THE TASK: Word for word, set down every record that appears below.

(Extracts from a graphics dataset)
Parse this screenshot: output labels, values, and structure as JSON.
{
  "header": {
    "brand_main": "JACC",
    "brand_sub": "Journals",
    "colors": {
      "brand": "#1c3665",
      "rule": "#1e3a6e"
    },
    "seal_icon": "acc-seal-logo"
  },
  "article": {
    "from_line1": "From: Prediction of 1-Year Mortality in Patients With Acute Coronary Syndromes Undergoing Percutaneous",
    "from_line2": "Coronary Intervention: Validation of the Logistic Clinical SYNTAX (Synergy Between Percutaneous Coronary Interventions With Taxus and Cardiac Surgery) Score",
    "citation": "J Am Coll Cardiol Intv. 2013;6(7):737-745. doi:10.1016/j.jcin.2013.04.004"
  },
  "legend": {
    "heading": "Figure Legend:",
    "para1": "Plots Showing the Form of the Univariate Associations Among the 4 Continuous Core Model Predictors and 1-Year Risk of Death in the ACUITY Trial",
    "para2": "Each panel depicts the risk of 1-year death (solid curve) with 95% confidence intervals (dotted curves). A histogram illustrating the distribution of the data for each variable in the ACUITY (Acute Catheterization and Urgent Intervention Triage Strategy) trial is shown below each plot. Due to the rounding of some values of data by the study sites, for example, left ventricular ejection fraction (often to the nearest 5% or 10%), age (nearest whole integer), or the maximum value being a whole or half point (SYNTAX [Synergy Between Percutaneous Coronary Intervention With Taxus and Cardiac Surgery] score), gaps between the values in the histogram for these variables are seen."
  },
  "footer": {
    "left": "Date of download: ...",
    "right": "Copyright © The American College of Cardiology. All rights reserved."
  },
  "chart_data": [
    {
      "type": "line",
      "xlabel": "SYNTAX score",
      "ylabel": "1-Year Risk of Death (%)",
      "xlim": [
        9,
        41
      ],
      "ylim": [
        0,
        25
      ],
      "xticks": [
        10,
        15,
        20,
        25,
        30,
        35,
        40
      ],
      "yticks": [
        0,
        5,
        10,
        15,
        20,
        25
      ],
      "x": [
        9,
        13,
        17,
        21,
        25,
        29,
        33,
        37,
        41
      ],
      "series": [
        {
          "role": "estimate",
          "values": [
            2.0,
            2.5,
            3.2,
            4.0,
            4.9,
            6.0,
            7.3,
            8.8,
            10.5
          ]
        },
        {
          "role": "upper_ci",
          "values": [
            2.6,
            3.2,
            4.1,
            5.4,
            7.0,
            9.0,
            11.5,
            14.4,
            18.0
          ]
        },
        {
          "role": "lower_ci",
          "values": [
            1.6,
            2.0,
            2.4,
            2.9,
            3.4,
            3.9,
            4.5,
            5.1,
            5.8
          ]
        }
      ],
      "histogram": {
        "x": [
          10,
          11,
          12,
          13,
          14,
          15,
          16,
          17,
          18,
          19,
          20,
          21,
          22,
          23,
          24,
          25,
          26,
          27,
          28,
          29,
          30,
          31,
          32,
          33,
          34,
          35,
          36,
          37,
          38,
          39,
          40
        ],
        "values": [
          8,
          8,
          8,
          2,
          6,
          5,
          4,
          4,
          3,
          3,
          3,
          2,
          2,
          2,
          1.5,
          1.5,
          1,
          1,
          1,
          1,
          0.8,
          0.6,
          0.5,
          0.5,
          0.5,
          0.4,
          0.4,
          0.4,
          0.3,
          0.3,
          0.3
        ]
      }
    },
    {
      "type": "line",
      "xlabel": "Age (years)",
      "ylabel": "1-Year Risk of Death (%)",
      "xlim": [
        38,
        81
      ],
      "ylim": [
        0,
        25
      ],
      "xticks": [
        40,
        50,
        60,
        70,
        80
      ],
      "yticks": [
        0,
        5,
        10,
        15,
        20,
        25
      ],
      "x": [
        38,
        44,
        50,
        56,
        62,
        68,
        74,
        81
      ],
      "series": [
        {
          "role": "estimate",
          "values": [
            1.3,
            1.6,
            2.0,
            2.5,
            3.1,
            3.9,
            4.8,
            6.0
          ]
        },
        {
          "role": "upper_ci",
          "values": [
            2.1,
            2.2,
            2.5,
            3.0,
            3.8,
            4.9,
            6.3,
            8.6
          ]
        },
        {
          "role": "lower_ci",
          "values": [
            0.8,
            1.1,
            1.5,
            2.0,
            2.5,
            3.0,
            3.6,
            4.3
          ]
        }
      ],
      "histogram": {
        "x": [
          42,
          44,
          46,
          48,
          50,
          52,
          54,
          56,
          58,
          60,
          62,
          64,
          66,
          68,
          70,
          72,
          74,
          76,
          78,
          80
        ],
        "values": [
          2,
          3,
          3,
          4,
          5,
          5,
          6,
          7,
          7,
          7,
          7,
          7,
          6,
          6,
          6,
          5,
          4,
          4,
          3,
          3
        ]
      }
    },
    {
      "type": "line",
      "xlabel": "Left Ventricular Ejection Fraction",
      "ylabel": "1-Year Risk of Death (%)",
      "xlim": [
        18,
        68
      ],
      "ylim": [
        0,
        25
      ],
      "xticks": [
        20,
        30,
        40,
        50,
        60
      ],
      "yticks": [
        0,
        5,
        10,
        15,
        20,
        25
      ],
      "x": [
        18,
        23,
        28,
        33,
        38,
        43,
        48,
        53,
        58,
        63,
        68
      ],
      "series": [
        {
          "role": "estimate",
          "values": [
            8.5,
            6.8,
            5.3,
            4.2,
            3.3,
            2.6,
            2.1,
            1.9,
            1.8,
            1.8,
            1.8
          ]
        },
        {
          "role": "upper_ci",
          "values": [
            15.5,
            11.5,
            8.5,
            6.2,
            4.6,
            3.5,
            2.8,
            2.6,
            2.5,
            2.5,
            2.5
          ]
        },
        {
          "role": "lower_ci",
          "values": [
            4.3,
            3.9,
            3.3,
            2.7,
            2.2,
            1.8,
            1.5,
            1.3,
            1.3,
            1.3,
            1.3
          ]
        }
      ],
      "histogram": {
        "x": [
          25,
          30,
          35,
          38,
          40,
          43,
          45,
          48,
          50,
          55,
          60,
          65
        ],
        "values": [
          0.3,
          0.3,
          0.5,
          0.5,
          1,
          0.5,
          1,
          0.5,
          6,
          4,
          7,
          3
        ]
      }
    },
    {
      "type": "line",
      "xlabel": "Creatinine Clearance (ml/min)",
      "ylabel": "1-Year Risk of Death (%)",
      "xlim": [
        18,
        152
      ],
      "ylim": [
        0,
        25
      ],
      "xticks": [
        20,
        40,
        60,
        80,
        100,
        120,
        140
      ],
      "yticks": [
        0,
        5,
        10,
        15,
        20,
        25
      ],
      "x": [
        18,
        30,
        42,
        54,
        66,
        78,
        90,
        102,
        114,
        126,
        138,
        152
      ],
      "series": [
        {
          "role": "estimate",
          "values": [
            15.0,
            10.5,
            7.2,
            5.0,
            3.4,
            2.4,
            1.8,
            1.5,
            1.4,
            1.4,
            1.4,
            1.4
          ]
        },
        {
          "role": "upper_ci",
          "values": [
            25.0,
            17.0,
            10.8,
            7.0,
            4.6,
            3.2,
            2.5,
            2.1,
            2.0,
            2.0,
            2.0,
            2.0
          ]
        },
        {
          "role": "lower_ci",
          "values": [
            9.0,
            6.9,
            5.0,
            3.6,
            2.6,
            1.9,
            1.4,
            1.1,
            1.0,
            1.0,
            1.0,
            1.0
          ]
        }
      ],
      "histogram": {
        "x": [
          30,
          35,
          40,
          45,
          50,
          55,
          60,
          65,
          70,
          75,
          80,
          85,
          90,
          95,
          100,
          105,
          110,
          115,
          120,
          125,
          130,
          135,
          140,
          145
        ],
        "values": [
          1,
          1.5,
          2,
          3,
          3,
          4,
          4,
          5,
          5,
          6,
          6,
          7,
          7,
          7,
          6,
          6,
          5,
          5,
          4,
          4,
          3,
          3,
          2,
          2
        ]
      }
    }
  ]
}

EXPECTED OUTPUT:
Parse this screenshot: output labels, values, and structure as JSON.
{
  "header": {
    "brand_main": "JACC",
    "brand_sub": "Journals",
    "colors": {
      "brand": "#1c3665",
      "rule": "#1e3a6e"
    },
    "seal_icon": "acc-seal-logo"
  },
  "article": {
    "from_line1": "From: Prediction of 1-Year Mortality in Patients With Acute Coronary Syndromes Undergoing Percutaneous",
    "from_line2": "Coronary Intervention: Validation of the Logistic Clinical SYNTAX (Synergy Between Percutaneous Coronary Interventions With Taxus and Cardiac Surgery) Score",
    "citation": "J Am Coll Cardiol Intv. 2013;6(7):737-745. doi:10.1016/j.jcin.2013.04.004"
  },
  "legend": {
    "heading": "Figure Legend:",
    "para1": "Plots Showing the Form of the Univariate Associations Among the 4 Continuous Core Model Predictors and 1-Year Risk of Death in the ACUITY Trial",
    "para2": "Each panel depicts the risk of 1-year death (solid curve) with 95% confidence intervals (dotted curves). A histogram illustrating the distribution of the data for each variable in the ACUITY (Acute Catheterization and Urgent Intervention Triage Strategy) trial is shown below each plot. Due to the rounding of some values of data by the study sites, for example, left ventricular ejection fraction (often to the nearest 5% or 10%), age (nearest whole integer), or the maximum value being a whole or half point (SYNTAX [Synergy Between Percutaneous Coronary Intervention With Taxus and Cardiac Surgery] score), gaps between the values in the histogram for these variables are seen."
  },
  "footer": {
    "left": "Date of download: ...",
    "right": "Copyright © The American College of Cardiology. All rights reserved."
  },
  "chart_data": [
    {
      "type": "line",
      "xlabel": "SYNTAX score",
      "ylabel": "1-Year Risk of Death (%)",
      "xlim": [
        9,
        41
      ],
      "ylim": [
        0,
        25
      ],
      "xticks": [
        10,
        15,
        20,
        25,
        30,
        35,
        40
      ],
      "yticks": [
        0,
        5,
        10,
        15,
        20,
        25
      ],
      "x": [
        9,
        13,
        17,
        21,
        25,
        29,
        33,
        37,
        41
      ],
      "series": [
        {
          "role": "estimate",
          "values": [
            2.0,
            2.5,
            3.2,
            4.0,
            4.9,
            6.0,
            7.3,
            8.8,
            10.5
          ]
        },
        {
          "role": "upper_ci",
          "values": [
            2.6,
            3.2,
            4.1,
            5.4,
            7.0,
            9.0,
            11.5,
            14.4,
            18.0
          ]
        },
        {
          "role": "lower_ci",
          "values": [
            1.6,
            2.0,
            2.4,
            2.9,
            3.4,
            3.9,
            4.5,
            5.1,
            5.8
          ]
        }
      ],
      "histogram": {
        "x": [
          10,
          11,
          12,
          13,
          14,
          15,
          16,
          17,
          18,
          19,
          20,
          21,
          22,
          23,
          24,
          25,
          26,
          27,
          28,
          29,
          30,
          31,
          32,
          33,
          34,
          35,
          36,
          37,
          38,
          39,
          40
        ],
        "values": [
          8,
          8,
          8,
          2,
          6,
          5,
          4,
          4,
          3,
          3,
          3,
          2,
          2,
          2,
          1.5,
          1.5,
          1,
          1,
          1,
          1,
          0.8,
          0.6,
          0.5,
          0.5,
          0.5,
          0.4,
          0.4,
          0.4,
          0.3,
          0.3,
          0.3
        ]
      }
    },
    {
      "type": "line",
      "xlabel": "Age (years)",
      "ylabel": "1-Year Risk of Death (%)",
      "xlim": [
        38,
        81
      ],
      "ylim": [
        0,
        25
      ],
      "xticks": [
        40,
        50,
        60,
        70,
        80
      ],
      "yticks": [
        0,
        5,
        10,
        15,
        20,
        25
      ],
      "x": [
        38,
        44,
        50,
        56,
        62,
        68,
        74,
        81
      ],
      "series": [
        {
          "role": "estimate",
          "values": [
            1.3,
            1.6,
            2.0,
            2.5,
            3.1,
            3.9,
            4.8,
            6.0
          ]
        },
        {
          "role": "upper_ci",
          "values": [
            2.1,
            2.2,
            2.5,
            3.0,
            3.8,
            4.9,
            6.3,
            8.6
          ]
        },
        {
          "role": "lower_ci",
          "values": [
            0.8,
            1.1,
            1.5,
            2.0,
            2.5,
            3.0,
            3.6,
            4.3
          ]
        }
      ],
      "histogram": {
        "x": [
          42,
          44,
          46,
          48,
          50,
          52,
          54,
          56,
          58,
          60,
          62,
          64,
          66,
          68,
          70,
          72,
          74,
          76,
          78,
          80
        ],
        "values": [
          2,
          3,
          3,
          4,
          5,
          5,
          6,
          7,
          7,
          7,
          7,
          7,
          6,
          6,
          6,
          5,
          4,
          4,
          3,
          3
        ]
      }
    },
    {
      "type": "line",
      "xlabel": "Left Ventricular Ejection Fraction",
      "ylabel": "1-Year Risk of Death (%)",
      "xlim": [
        18,
        68
      ],
      "ylim": [
        0,
        25
      ],
      "xticks": [
        20,
        30,
        40,
        50,
        60
      ],
      "yticks": [
        0,
        5,
        10,
        15,
        20,
        25
      ],
      "x": [
        18,
        23,
        28,
        33,
        38,
        43,
        48,
        53,
        58,
        63,
        68
      ],
      "series": [
        {
          "role": "estimate",
          "values": [
            8.5,
            6.8,
            5.3,
            4.2,
            3.3,
            2.6,
            2.1,
            1.9,
            1.8,
            1.8,
            1.8
          ]
        },
        {
          "role": "upper_ci",
          "values": [
            15.5,
            11.5,
            8.5,
            6.2,
            4.6,
            3.5,
            2.8,
            2.6,
            2.5,
            2.5,
            2.5
          ]
        },
        {
          "role": "lower_ci",
          "values": [
            4.3,
            3.9,
            3.3,
            2.7,
            2.2,
            1.8,
            1.5,
            1.3,
            1.3,
            1.3,
            1.3
          ]
        }
      ],
      "histogram": {
        "x": [
          25,
          30,
          35,
          38,
          40,
          43,
          45,
          48,
          50,
          55,
          60,
          65
        ],
        "values": [
          0.3,
          0.3,
          0.5,
          0.5,
          1,
          0.5,
          1,
          0.5,
          6,
          4,
          7,
          3
        ]
      }
    },
    {
      "type": "line",
      "xlabel": "Creatinine Clearance (ml/min)",
      "ylabel": "1-Year Risk of Death (%)",
      "xlim": [
        18,
        152
      ],
      "ylim": [
        0,
        25
      ],
      "xticks": [
        20,
        40,
        60,
        80,
        100,
        120,
        140
      ],
      "yticks": [
        0,
        5,
        10,
        15,
        20,
        25
      ],
      "x": [
        18,
        30,
        42,
        54,
        66,
        78,
        90,
        102,
        114,
        126,
        138,
        152
      ],
      "series": [
        {
          "role": "estimate",
          "values": [
            15.0,
            10.5,
            7.2,
            5.0,
            3.4,
            2.4,
            1.8,
            1.5,
            1.4,
            1.4,
            1.4,
            1.4
          ]
        },
        {
          "role": "upper_ci",
          "values": [
            25.0,
            17.0,
            10.8,
            7.0,
            4.6,
            3.2,
            2.5,
            2.1,
            2.0,
            2.0,
            2.0,
            2.0
          ]
        },
        {
          "role": "lower_ci",
          "values": [
            9.0,
            6.9,
            5.0,
            3.6,
            2.6,
            1.9,
            1.4,
            1.1,
            1.0,
            1.0,
            1.0,
            1.0
          ]
        }
      ],
      "histogram": {
        "x": [
          30,
          35,
          40,
          45,
          50,
          55,
          60,
          65,
          70,
          75,
          80,
          85,
          90,
          95,
          100,
          105,
          110,
          115,
          120,
          125,
          130,
          135,
          140,
          145
        ],
        "values": [
          1,
          1.5,
          2,
          3,
          3,
          4,
          4,
          5,
          5,
          6,
          6,
          7,
          7,
          7,
          6,
          6,
          5,
          5,
          4,
          4,
          3,
          3,
          2,
          2
        ]
      }
    }
  ]
}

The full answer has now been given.